DATA FOR THIS TASK>
━━━━━━━━━━━━━━━━━━━━━━━━━━━━━━
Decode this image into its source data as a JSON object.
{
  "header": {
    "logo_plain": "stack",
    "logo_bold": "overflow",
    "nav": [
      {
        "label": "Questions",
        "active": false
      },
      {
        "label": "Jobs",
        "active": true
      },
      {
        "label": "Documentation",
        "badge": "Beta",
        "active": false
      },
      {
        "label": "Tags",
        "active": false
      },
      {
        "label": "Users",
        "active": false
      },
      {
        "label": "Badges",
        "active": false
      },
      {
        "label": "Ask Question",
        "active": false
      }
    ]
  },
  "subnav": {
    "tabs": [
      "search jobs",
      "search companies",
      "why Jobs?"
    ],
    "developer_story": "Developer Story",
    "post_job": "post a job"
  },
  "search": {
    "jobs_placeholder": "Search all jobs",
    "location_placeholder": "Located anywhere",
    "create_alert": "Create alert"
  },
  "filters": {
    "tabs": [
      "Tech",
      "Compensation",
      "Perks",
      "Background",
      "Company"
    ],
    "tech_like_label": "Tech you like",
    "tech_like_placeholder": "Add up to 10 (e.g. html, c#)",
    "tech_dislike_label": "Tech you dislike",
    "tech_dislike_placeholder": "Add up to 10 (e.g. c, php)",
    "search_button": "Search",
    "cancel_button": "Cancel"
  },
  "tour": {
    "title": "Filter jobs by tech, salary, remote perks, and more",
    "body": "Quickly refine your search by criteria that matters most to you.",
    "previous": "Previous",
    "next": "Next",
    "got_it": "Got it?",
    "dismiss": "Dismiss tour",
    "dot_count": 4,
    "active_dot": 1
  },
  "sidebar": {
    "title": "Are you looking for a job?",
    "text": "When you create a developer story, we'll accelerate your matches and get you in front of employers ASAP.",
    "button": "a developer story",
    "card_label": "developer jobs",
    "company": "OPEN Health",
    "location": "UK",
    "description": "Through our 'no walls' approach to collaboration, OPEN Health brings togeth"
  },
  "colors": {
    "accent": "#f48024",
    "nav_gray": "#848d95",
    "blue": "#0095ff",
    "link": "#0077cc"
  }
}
━━━━━━━━━━━━━━━━━━━━━━━━━━━━━━
Quote every entry exactly.

TASK OUTPUT>
Decode this image into its source data as a JSON object.
{
  "header": {
    "logo_plain": "stack",
    "logo_bold": "overflow",
    "nav": [
      {
        "label": "Questions",
        "active": false
      },
      {
        "label": "Jobs",
        "active": true
      },
      {
        "label": "Documentation",
        "badge": "Beta",
        "active": false
      },
      {
        "label": "Tags",
        "active": false
      },
      {
        "label": "Users",
        "active": false
      },
      {
        "label": "Badges",
        "active": false
      },
      {
        "label": "Ask Question",
        "active": false
      }
    ]
  },
  "subnav": {
    "tabs": [
      "search jobs",
      "search companies",
      "why Jobs?"
    ],
    "developer_story": "Developer Story",
    "post_job": "post a job"
  },
  "search": {
    "jobs_placeholder": "Search all jobs",
    "location_placeholder": "Located anywhere",
    "create_alert": "Create alert"
  },
  "filters": {
    "tabs": [
      "Tech",
      "Compensation",
      "Perks",
      "Background",
      "Company"
    ],
    "tech_like_label": "Tech you like",
    "tech_like_placeholder": "Add up to 10 (e.g. html, c#)",
    "tech_dislike_label": "Tech you dislike",
    "tech_dislike_placeholder": "Add up to 10 (e.g. c, php)",
    "search_button": "Search",
    "cancel_button": "Cancel"
  },
  "tour": {
    "title": "Filter jobs by tech, salary, remote perks, and more",
    "body": "Quickly refine your search by criteria that matters most to you.",
    "previous": "Previous",
    "next": "Next",
    "got_it": "Got it?",
    "dismiss": "Dismiss tour",
    "dot_count": 4,
    "active_dot": 1
  },
  "sidebar": {
    "title": "Are you looking for a job?",
    "text": "When you create a developer story, we'll accelerate your matches and get you in front of employers ASAP.",
    "button": "a developer story",
    "card_label": "developer jobs",
    "company": "OPEN Health",
    "location": "UK",
    "description": "Through our 'no walls' approach to collaboration, OPEN Health brings togeth"
  },
  "colors": {
    "accent": "#f48024",
    "nav_gray": "#848d95",
    "blue": "#0095ff",
    "link": "#0077cc"
  }
}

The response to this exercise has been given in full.